### TO DO:
Check each line for the word "name" and give how many have it. Say nothing else.

### INFORMATION PROVIDED:
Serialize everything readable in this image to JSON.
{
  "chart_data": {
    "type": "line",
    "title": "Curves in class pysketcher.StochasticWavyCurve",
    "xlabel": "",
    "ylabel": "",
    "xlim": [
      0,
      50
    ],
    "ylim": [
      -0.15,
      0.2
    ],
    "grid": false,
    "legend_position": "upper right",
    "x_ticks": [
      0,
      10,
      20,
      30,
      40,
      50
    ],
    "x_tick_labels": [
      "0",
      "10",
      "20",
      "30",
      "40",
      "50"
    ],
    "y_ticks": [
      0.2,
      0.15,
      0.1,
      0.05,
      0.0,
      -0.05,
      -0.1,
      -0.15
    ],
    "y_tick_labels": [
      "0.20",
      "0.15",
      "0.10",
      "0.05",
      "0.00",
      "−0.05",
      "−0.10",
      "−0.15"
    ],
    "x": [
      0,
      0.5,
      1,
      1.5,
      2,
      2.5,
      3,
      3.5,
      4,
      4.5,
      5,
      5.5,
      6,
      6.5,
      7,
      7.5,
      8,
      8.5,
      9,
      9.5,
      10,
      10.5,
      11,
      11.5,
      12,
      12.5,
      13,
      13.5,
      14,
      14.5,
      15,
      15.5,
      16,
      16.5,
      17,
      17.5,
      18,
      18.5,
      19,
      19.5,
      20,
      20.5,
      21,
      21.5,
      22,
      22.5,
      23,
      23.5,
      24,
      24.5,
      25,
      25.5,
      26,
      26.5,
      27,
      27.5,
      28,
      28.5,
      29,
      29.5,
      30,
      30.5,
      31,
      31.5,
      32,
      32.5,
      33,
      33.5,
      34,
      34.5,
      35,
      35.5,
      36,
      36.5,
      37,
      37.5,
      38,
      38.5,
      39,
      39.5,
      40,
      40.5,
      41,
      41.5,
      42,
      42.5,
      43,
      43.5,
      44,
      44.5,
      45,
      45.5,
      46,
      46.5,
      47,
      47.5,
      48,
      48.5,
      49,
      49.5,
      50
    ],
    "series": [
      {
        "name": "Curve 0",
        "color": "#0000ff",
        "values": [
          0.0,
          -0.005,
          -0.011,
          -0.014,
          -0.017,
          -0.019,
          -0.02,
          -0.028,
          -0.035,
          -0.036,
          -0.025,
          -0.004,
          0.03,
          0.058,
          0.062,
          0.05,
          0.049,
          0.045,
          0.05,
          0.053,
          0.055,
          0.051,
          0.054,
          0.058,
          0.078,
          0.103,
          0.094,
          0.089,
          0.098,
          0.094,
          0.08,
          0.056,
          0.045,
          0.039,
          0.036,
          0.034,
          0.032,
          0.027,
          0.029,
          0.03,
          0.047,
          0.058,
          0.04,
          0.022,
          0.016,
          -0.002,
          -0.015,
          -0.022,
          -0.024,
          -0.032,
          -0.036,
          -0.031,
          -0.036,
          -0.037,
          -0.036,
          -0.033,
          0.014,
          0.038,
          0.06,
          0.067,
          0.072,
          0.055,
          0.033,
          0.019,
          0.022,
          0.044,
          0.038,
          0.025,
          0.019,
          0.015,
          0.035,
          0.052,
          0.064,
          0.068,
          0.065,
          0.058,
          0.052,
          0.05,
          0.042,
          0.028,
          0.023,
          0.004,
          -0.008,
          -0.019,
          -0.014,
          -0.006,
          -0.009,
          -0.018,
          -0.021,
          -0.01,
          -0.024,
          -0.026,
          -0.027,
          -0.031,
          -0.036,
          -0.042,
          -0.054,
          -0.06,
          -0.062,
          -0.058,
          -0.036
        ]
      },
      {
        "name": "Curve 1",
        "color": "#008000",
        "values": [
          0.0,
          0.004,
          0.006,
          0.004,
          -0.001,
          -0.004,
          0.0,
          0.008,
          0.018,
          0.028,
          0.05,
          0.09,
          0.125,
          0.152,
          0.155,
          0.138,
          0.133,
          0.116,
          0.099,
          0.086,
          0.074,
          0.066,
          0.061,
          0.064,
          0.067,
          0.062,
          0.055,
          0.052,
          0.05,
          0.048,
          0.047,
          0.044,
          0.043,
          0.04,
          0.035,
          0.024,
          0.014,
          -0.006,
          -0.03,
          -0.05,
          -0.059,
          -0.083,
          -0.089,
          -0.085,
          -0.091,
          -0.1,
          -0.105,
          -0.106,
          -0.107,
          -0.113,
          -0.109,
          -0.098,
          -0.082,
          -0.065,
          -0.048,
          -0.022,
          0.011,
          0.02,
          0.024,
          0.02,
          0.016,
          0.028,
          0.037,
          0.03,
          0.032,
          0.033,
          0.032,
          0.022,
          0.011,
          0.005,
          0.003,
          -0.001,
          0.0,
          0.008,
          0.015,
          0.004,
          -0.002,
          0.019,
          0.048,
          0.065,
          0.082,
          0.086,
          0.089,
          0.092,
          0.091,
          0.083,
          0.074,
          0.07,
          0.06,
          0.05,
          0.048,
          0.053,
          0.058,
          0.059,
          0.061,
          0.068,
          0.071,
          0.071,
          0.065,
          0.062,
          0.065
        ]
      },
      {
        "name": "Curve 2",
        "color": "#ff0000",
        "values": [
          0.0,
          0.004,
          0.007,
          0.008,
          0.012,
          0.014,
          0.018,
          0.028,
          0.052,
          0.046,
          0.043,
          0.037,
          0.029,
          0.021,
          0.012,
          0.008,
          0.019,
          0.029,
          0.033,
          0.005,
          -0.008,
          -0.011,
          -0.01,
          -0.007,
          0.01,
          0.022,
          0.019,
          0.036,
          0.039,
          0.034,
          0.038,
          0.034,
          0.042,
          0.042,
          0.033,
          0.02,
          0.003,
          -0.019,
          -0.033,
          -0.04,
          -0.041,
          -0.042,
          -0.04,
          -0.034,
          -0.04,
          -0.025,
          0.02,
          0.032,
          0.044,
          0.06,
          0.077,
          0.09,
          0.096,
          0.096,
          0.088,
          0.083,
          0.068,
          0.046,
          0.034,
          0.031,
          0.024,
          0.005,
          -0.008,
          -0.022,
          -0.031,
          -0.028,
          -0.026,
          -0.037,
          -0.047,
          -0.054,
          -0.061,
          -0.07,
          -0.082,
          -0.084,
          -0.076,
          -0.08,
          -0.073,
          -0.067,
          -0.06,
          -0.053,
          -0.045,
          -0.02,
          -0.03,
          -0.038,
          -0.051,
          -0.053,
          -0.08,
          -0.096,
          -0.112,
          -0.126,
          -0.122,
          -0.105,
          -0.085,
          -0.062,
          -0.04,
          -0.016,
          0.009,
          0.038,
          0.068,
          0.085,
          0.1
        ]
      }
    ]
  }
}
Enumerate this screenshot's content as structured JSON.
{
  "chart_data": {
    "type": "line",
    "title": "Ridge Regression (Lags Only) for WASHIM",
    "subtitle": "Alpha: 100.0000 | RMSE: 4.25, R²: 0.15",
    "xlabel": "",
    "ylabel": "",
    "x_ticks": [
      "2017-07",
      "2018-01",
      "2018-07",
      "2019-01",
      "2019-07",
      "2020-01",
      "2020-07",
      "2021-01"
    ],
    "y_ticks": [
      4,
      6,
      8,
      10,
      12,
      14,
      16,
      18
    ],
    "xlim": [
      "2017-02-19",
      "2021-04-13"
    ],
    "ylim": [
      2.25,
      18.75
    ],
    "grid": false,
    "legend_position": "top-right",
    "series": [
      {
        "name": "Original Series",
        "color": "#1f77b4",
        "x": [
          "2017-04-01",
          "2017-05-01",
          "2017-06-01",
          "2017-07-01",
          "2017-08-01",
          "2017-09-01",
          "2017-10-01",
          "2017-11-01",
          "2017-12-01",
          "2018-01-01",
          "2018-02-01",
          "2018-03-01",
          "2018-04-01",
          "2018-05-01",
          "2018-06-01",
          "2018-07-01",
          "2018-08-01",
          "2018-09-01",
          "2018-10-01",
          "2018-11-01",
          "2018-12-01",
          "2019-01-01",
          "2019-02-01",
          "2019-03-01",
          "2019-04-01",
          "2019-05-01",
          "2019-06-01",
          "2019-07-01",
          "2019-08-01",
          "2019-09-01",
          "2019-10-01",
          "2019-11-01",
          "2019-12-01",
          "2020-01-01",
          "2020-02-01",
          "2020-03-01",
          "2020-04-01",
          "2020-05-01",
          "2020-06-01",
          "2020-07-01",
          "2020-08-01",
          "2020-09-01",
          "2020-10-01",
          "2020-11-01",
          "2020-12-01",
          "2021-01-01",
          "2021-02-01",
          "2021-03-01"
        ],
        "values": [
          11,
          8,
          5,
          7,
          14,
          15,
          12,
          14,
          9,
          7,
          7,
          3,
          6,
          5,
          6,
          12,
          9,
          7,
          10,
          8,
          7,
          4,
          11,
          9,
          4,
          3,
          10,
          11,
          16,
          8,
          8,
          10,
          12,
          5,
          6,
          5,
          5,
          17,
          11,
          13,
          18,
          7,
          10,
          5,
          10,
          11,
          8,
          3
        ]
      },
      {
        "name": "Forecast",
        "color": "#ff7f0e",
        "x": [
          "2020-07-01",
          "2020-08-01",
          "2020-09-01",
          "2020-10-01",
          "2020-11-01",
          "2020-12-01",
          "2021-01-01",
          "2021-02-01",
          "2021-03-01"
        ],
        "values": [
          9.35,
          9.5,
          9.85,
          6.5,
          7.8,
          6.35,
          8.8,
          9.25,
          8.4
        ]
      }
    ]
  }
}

### RESULT OF THE TASK:
5